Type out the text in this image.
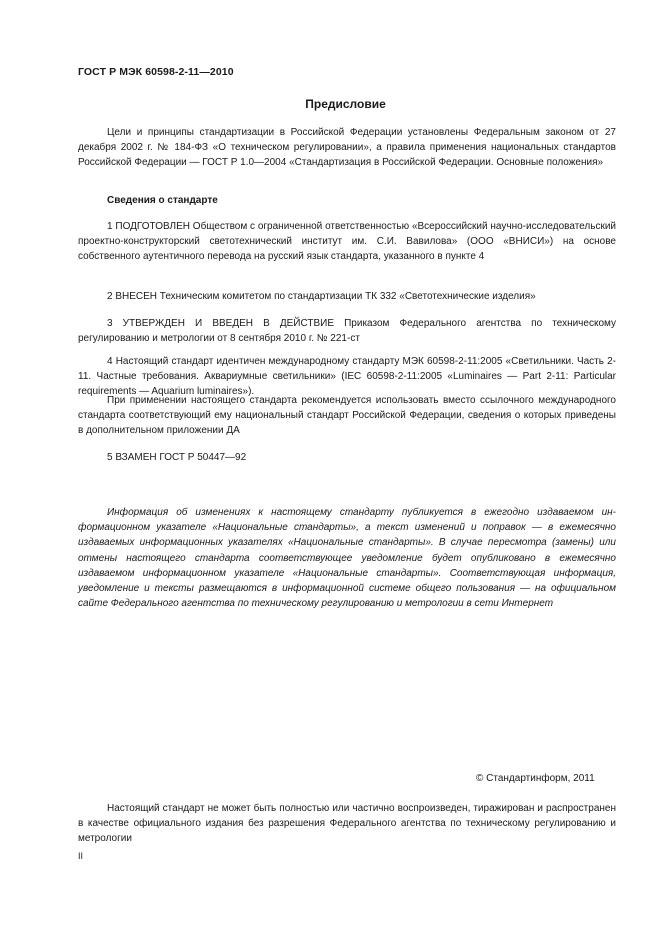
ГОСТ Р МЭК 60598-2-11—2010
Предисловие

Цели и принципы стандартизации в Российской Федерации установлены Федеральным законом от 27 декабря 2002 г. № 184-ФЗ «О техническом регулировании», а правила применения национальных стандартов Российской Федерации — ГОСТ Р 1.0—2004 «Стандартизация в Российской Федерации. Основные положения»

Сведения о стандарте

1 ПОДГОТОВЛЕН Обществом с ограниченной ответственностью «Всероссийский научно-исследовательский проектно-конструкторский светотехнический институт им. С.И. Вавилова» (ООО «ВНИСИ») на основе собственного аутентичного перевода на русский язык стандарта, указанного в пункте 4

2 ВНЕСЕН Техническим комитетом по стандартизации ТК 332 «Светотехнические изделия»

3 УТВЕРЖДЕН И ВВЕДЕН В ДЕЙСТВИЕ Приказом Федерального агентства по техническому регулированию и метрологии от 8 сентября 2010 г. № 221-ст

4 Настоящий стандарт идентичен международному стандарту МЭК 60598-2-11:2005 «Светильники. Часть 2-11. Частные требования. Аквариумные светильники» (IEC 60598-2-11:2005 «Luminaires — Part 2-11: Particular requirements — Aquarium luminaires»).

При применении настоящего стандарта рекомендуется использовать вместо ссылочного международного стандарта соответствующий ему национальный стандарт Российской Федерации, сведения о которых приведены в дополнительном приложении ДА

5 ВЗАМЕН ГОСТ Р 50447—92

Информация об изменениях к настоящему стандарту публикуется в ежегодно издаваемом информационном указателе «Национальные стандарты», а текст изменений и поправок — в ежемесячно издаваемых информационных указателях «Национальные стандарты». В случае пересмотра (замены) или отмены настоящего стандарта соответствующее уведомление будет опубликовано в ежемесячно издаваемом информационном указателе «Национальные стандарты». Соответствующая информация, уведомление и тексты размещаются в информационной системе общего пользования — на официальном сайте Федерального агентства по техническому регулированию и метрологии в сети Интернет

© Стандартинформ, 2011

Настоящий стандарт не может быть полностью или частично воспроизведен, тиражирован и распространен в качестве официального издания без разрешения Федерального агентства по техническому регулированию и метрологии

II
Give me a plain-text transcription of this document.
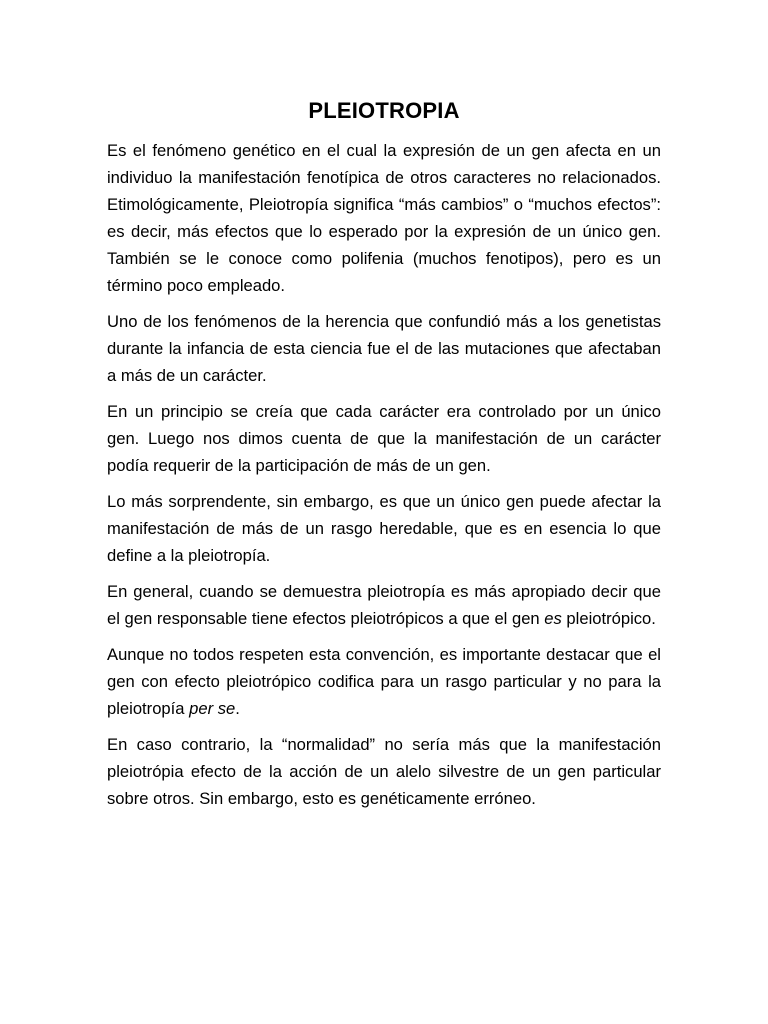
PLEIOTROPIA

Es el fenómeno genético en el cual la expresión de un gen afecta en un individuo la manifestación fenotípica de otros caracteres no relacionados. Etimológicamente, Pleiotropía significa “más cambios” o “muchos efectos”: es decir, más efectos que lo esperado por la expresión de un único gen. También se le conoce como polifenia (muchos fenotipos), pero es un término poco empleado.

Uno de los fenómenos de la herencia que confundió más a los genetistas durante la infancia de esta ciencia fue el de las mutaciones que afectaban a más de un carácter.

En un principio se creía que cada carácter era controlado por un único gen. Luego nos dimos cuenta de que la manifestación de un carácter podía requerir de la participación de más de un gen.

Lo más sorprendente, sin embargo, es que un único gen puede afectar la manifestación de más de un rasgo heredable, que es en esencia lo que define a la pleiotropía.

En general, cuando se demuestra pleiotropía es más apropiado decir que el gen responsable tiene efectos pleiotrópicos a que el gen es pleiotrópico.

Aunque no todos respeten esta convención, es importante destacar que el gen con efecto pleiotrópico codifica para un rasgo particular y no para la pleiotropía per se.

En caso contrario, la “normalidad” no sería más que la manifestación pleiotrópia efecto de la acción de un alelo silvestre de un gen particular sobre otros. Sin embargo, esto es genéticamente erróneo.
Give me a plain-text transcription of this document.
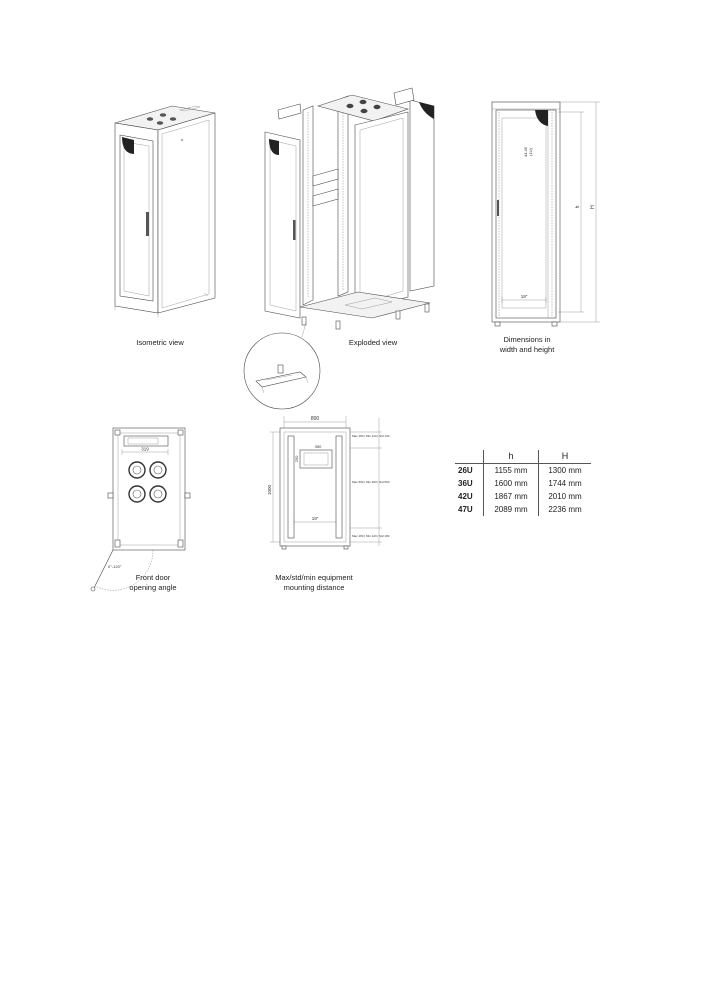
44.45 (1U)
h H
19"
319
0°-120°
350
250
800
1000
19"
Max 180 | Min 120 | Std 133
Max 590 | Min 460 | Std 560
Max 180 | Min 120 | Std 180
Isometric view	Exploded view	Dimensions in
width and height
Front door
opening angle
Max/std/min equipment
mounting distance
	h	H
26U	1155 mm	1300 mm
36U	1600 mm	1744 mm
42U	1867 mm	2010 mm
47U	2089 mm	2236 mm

☆ ☆ ☆ ☆

### EXERCISE INSTRUCTIONS
Copy the whole listing above word for word but do not carry over the pictures.

### WRITTEN RESPONSE
Type out the text in this image.
ГОСТ Р МЭК 60598-2-11—2010
Предисловие

Цели и принципы стандартизации в Российской Федерации установлены Федеральным законом от 27 декабря 2002 г. № 184-ФЗ «О техническом регулировании», а правила применения национальных стандартов Российской Федерации — ГОСТ Р 1.0—2004 «Стандартизация в Российской Федерации. Основные положения»

Сведения о стандарте

1 ПОДГОТОВЛЕН Обществом с ограниченной ответственностью «Всероссийский научно-исследовательский проектно-конструкторский светотехнический институт им. С.И. Вавилова» (ООО «ВНИСИ») на основе собственного аутентичного перевода на русский язык стандарта, указанного в пункте 4

2 ВНЕСЕН Техническим комитетом по стандартизации ТК 332 «Светотехнические изделия»

3 УТВЕРЖДЕН И ВВЕДЕН В ДЕЙСТВИЕ Приказом Федерального агентства по техническому регулированию и метрологии от 8 сентября 2010 г. № 221-ст

4 Настоящий стандарт идентичен международному стандарту МЭК 60598-2-11:2005 «Светильники. Часть 2-11. Частные требования. Аквариумные светильники» (IEC 60598-2-11:2005 «Luminaires — Part 2-11: Particular requirements — Aquarium luminaires»).

При применении настоящего стандарта рекомендуется использовать вместо ссылочного международного стандарта соответствующий ему национальный стандарт Российской Федерации, сведения о которых приведены в дополнительном приложении ДА

5 ВЗАМЕН ГОСТ Р 50447—92

Информация об изменениях к настоящему стандарту публикуется в ежегодно издаваемом информационном указателе «Национальные стандарты», а текст изменений и поправок — в ежемесячно издаваемых информационных указателях «Национальные стандарты». В случае пересмотра (замены) или отмены настоящего стандарта соответствующее уведомление будет опубликовано в ежемесячно издаваемом информационном указателе «Национальные стандарты». Соответствующая информация, уведомление и тексты размещаются в информационной системе общего пользования — на официальном сайте Федерального агентства по техническому регулированию и метрологии в сети Интернет

© Стандартинформ, 2011

Настоящий стандарт не может быть полностью или частично воспроизведен, тиражирован и распространен в качестве официального издания без разрешения Федерального агентства по техническому регулированию и метрологии

II
Give me a plain-text transcription of this document.
PLEIOTROPIA

Es el fenómeno genético en el cual la expresión de un gen afecta en un individuo la manifestación fenotípica de otros caracteres no relacionados. Etimológicamente, Pleiotropía significa “más cambios” o “muchos efectos”: es decir, más efectos que lo esperado por la expresión de un único gen. También se le conoce como polifenia (muchos fenotipos), pero es un término poco empleado.

Uno de los fenómenos de la herencia que confundió más a los genetistas durante la infancia de esta ciencia fue el de las mutaciones que afectaban a más de un carácter.

En un principio se creía que cada carácter era controlado por un único gen. Luego nos dimos cuenta de que la manifestación de un carácter podía requerir de la participación de más de un gen.

Lo más sorprendente, sin embargo, es que un único gen puede afectar la manifestación de más de un rasgo heredable, que es en esencia lo que define a la pleiotropía.

En general, cuando se demuestra pleiotropía es más apropiado decir que el gen responsable tiene efectos pleiotrópicos a que el gen es pleiotrópico.

Aunque no todos respeten esta convención, es importante destacar que el gen con efecto pleiotrópico codifica para un rasgo particular y no para la pleiotropía per se.

En caso contrario, la “normalidad” no sería más que la manifestación pleiotrópia efecto de la acción de un alelo silvestre de un gen particular sobre otros. Sin embargo, esto es genéticamente erróneo.
Give me a plain-text transcription of this document.
44.45 (1U)
h H
19"
319
0°-120°
350
250
800
1000
19"
Max 180 | Min 120 | Std 133
Max 590 | Min 460 | Std 560
Max 180 | Min 120 | Std 180
Isometric view	Exploded view	Dimensions in
width and height
Front door
opening angle
Max/std/min equipment
mounting distance
	h	H
26U	1155 mm	1300 mm
36U	1600 mm	1744 mm
42U	1867 mm	2010 mm
47U	2089 mm	2236 mm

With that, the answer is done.